◆ **Problem**
Using the listing below, give the number of lines where "semi" appears, and nothing else.

-- Begin Stored data --

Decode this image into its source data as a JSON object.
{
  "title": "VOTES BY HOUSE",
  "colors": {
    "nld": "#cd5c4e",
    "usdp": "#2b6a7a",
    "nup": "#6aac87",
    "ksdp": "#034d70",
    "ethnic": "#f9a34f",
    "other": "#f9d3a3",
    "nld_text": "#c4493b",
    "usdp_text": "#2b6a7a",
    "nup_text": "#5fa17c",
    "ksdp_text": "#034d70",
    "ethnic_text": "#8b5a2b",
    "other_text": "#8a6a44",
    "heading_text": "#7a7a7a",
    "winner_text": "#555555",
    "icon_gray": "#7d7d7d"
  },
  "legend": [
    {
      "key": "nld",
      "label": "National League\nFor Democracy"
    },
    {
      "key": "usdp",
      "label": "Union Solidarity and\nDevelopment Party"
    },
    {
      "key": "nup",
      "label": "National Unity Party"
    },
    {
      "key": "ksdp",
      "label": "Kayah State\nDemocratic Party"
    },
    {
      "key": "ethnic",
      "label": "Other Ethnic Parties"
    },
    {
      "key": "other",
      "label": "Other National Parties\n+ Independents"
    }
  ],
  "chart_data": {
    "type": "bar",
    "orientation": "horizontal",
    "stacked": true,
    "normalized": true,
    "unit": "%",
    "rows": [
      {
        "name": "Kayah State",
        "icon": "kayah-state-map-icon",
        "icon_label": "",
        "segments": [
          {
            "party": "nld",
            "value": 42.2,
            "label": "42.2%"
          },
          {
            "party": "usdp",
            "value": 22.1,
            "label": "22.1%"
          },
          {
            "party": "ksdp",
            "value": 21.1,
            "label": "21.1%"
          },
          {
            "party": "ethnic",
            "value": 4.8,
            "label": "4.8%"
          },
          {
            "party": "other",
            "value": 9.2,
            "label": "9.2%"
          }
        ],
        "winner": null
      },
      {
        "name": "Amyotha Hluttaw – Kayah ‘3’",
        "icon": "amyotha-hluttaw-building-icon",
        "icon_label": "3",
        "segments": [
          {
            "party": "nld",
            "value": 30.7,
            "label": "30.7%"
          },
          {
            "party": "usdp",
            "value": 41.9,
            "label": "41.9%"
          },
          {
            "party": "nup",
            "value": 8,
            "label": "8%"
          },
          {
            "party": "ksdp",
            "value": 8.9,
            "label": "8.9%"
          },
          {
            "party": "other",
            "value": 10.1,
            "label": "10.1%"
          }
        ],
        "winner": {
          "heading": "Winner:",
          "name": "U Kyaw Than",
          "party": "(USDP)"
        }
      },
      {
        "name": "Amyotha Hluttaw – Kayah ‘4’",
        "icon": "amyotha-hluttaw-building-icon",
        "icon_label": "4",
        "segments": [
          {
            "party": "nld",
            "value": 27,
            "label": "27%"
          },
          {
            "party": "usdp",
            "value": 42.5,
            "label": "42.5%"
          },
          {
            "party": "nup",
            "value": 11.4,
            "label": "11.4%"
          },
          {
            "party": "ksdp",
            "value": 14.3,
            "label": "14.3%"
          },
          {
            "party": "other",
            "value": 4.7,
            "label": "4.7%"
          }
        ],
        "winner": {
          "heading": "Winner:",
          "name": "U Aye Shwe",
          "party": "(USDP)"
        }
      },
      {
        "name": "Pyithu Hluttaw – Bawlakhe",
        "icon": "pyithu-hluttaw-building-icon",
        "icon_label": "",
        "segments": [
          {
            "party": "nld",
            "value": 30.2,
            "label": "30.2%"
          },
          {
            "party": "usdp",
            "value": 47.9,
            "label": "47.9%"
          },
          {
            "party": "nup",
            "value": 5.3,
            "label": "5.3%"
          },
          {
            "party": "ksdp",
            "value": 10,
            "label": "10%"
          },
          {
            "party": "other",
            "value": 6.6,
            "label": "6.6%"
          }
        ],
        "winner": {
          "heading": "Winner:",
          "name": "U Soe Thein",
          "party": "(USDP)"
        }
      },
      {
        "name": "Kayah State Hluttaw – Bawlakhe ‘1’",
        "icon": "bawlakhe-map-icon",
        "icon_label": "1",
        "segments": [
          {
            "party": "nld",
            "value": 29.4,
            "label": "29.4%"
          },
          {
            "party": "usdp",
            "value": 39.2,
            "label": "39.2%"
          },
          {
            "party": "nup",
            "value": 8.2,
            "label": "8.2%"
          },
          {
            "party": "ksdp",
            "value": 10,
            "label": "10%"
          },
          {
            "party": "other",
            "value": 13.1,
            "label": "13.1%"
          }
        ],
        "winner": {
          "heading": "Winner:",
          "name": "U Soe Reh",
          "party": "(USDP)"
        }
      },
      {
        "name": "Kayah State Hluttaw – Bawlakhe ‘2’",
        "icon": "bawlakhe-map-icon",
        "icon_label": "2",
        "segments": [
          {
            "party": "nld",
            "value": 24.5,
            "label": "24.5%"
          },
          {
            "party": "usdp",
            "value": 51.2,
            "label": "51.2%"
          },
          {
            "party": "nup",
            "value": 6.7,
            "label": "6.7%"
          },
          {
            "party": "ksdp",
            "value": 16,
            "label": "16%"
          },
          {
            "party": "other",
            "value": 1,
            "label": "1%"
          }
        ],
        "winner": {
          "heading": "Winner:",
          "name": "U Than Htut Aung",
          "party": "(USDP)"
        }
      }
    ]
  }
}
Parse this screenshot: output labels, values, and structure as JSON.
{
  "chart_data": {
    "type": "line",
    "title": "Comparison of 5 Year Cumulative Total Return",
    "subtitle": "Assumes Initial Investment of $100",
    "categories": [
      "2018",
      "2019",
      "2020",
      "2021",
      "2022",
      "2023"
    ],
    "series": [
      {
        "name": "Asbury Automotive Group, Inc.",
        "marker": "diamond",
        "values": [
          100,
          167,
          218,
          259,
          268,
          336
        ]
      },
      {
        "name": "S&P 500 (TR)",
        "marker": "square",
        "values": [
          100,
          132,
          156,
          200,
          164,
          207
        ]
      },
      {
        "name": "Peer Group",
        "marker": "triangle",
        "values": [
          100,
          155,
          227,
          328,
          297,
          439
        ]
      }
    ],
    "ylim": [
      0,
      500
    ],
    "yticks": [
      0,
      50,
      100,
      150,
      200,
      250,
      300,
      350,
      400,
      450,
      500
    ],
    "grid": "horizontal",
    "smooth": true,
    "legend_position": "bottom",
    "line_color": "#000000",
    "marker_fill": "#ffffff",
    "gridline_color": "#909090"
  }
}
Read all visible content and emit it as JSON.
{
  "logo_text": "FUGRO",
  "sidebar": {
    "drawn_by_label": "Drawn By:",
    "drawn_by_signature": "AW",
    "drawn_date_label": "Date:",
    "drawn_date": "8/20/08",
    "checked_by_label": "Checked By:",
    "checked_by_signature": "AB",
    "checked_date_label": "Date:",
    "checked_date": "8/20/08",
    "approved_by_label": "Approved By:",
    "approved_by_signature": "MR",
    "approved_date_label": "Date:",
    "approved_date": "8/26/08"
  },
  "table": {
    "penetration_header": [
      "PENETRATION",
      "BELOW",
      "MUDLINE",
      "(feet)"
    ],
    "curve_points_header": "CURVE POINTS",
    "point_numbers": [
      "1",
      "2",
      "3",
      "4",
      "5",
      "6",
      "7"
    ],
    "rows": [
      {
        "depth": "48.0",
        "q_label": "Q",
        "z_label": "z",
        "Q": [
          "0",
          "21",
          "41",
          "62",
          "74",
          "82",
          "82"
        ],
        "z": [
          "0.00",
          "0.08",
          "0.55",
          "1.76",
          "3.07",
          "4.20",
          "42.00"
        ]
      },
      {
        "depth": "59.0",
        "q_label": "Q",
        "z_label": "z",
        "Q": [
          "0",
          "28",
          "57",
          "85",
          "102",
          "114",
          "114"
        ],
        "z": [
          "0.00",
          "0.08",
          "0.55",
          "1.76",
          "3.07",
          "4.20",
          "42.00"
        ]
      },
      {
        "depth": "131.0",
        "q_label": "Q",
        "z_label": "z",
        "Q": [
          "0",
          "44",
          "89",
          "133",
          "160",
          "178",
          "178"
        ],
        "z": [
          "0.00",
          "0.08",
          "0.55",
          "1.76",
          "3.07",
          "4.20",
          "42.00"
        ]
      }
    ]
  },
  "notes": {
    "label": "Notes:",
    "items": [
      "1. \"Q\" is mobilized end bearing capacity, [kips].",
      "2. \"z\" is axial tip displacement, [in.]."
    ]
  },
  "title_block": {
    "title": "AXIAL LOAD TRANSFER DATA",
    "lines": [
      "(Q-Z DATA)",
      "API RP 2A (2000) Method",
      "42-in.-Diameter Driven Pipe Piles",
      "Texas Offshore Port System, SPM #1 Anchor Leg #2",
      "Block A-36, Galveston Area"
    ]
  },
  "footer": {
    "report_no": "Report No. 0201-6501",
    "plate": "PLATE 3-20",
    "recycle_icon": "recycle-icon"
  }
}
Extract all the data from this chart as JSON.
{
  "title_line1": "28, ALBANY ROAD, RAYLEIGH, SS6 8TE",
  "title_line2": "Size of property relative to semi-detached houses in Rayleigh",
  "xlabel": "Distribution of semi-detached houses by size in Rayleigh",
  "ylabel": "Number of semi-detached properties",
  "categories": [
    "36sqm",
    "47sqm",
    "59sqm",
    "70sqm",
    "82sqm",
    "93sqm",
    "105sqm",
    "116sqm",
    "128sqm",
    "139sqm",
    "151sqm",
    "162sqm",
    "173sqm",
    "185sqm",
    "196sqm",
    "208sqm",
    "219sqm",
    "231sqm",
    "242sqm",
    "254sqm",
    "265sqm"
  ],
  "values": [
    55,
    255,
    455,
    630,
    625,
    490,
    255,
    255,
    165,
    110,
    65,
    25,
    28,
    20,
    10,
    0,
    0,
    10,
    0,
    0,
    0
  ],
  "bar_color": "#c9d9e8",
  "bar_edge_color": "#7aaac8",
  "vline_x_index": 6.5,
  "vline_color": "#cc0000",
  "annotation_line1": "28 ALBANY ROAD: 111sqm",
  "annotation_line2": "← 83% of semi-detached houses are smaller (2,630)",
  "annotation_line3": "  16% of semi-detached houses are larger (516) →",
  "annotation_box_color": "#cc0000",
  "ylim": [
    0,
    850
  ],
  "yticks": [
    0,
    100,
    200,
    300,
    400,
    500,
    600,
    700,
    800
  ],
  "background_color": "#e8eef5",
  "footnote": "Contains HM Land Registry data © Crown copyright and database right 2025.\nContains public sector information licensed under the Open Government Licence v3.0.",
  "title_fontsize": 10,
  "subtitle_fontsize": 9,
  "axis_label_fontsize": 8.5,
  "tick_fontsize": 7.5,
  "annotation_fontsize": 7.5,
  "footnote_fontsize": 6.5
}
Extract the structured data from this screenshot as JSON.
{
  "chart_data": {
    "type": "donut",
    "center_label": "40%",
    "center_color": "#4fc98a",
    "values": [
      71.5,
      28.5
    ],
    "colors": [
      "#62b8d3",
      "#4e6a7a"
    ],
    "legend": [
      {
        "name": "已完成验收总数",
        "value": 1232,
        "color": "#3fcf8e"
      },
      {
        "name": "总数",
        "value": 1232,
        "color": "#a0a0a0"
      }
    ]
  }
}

-- End Stored data --

◆ **Solution to this task**
5